**DATASET EXTRACT:**
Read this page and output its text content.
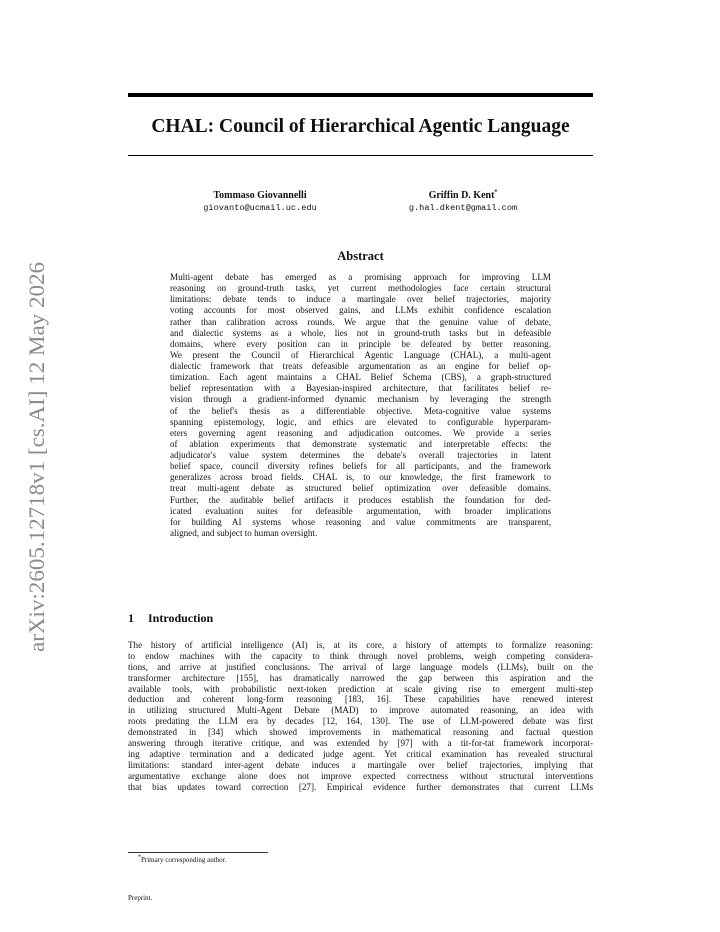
arXiv:2605.12718v1 [cs.AI] 12 May 2026
CHAL: Council of Hierarchical Agentic Language
Tommaso Giovannelli
giovanto@ucmail.uc.edu
Griffin D. Kent*
g.hal.dkent@gmail.com
Abstract
Multi-agent debate has emerged as a promising approach for improving LLM
reasoning on ground-truth tasks, yet current methodologies face certain structural
limitations: debate tends to induce a martingale over belief trajectories, majority
voting accounts for most observed gains, and LLMs exhibit confidence escalation
rather than calibration across rounds. We argue that the genuine value of debate,
and dialectic systems as a whole, lies not in ground-truth tasks but in defeasible
domains, where every position can in principle be defeated by better reasoning.
We present the Council of Hierarchical Agentic Language (CHAL), a multi-agent
dialectic framework that treats defeasible argumentation as an engine for belief op-
timization. Each agent maintains a CHAL Belief Schema (CBS), a graph-structured
belief representation with a Bayesian-inspired architecture, that facilitates belief re-
vision through a gradient-informed dynamic mechanism by leveraging the strength
of the belief's thesis as a differentiable objective. Meta-cognitive value systems
spanning epistemology, logic, and ethics are elevated to configurable hyperparam-
eters governing agent reasoning and adjudication outcomes. We provide a series
of ablation experiments that demonstrate systematic and interpretable effects: the
adjudicator's value system determines the debate's overall trajectories in latent
belief space, council diversity refines beliefs for all participants, and the framework
generalizes across broad fields. CHAL is, to our knowledge, the first framework to
treat multi-agent debate as structured belief optimization over defeasible domains.
Further, the auditable belief artifacts it produces establish the foundation for ded-
icated evaluation suites for defeasible argumentation, with broader implications
for building AI systems whose reasoning and value commitments are transparent,
aligned, and subject to human oversight.
1 Introduction
The history of artificial intelligence (AI) is, at its core, a history of attempts to formalize reasoning:
to endow machines with the capacity to think through novel problems, weigh competing considera-
tions, and arrive at justified conclusions. The arrival of large language models (LLMs), built on the
transformer architecture [155], has dramatically narrowed the gap between this aspiration and the
available tools, with probabilistic next-token prediction at scale giving rise to emergent multi-step
deduction and coherent long-form reasoning [183, 16]. These capabilities have renewed interest
in utilizing structured Multi-Agent Debate (MAD) to improve automated reasoning, an idea with
roots predating the LLM era by decades [12, 164, 130]. The use of LLM-powered debate was first
demonstrated in [34] which showed improvements in mathematical reasoning and factual question
answering through iterative critique, and was extended by [97] with a tit-for-tat framework incorporat-
ing adaptive termination and a dedicated judge agent. Yet critical examination has revealed structural
limitations: standard inter-agent debate induces a martingale over belief trajectories, implying that
argumentative exchange alone does not improve expected correctness without structural interventions
that bias updates toward correction [27]. Empirical evidence further demonstrates that current LLMs
*Primary corresponding author.
Preprint.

**WRITTEN PROBLEM:**
Without the pictures, output the full listing exactly as it stands.

**RESULT BELOW:**
Read this page and output its text content.
arXiv:2605.12718v1 [cs.AI] 12 May 2026
CHAL: Council of Hierarchical Agentic Language
Tommaso Giovannelli
giovanto@ucmail.uc.edu
Griffin D. Kent*
g.hal.dkent@gmail.com
Abstract
Multi-agent debate has emerged as a promising approach for improving LLM
reasoning on ground-truth tasks, yet current methodologies face certain structural
limitations: debate tends to induce a martingale over belief trajectories, majority
voting accounts for most observed gains, and LLMs exhibit confidence escalation
rather than calibration across rounds. We argue that the genuine value of debate,
and dialectic systems as a whole, lies not in ground-truth tasks but in defeasible
domains, where every position can in principle be defeated by better reasoning.
We present the Council of Hierarchical Agentic Language (CHAL), a multi-agent
dialectic framework that treats defeasible argumentation as an engine for belief op-
timization. Each agent maintains a CHAL Belief Schema (CBS), a graph-structured
belief representation with a Bayesian-inspired architecture, that facilitates belief re-
vision through a gradient-informed dynamic mechanism by leveraging the strength
of the belief's thesis as a differentiable objective. Meta-cognitive value systems
spanning epistemology, logic, and ethics are elevated to configurable hyperparam-
eters governing agent reasoning and adjudication outcomes. We provide a series
of ablation experiments that demonstrate systematic and interpretable effects: the
adjudicator's value system determines the debate's overall trajectories in latent
belief space, council diversity refines beliefs for all participants, and the framework
generalizes across broad fields. CHAL is, to our knowledge, the first framework to
treat multi-agent debate as structured belief optimization over defeasible domains.
Further, the auditable belief artifacts it produces establish the foundation for ded-
icated evaluation suites for defeasible argumentation, with broader implications
for building AI systems whose reasoning and value commitments are transparent,
aligned, and subject to human oversight.
1 Introduction
The history of artificial intelligence (AI) is, at its core, a history of attempts to formalize reasoning:
to endow machines with the capacity to think through novel problems, weigh competing considera-
tions, and arrive at justified conclusions. The arrival of large language models (LLMs), built on the
transformer architecture [155], has dramatically narrowed the gap between this aspiration and the
available tools, with probabilistic next-token prediction at scale giving rise to emergent multi-step
deduction and coherent long-form reasoning [183, 16]. These capabilities have renewed interest
in utilizing structured Multi-Agent Debate (MAD) to improve automated reasoning, an idea with
roots predating the LLM era by decades [12, 164, 130]. The use of LLM-powered debate was first
demonstrated in [34] which showed improvements in mathematical reasoning and factual question
answering through iterative critique, and was extended by [97] with a tit-for-tat framework incorporat-
ing adaptive termination and a dedicated judge agent. Yet critical examination has revealed structural
limitations: standard inter-agent debate induces a martingale over belief trajectories, implying that
argumentative exchange alone does not improve expected correctness without structural interventions
that bias updates toward correction [27]. Empirical evidence further demonstrates that current LLMs
*Primary corresponding author.
Preprint.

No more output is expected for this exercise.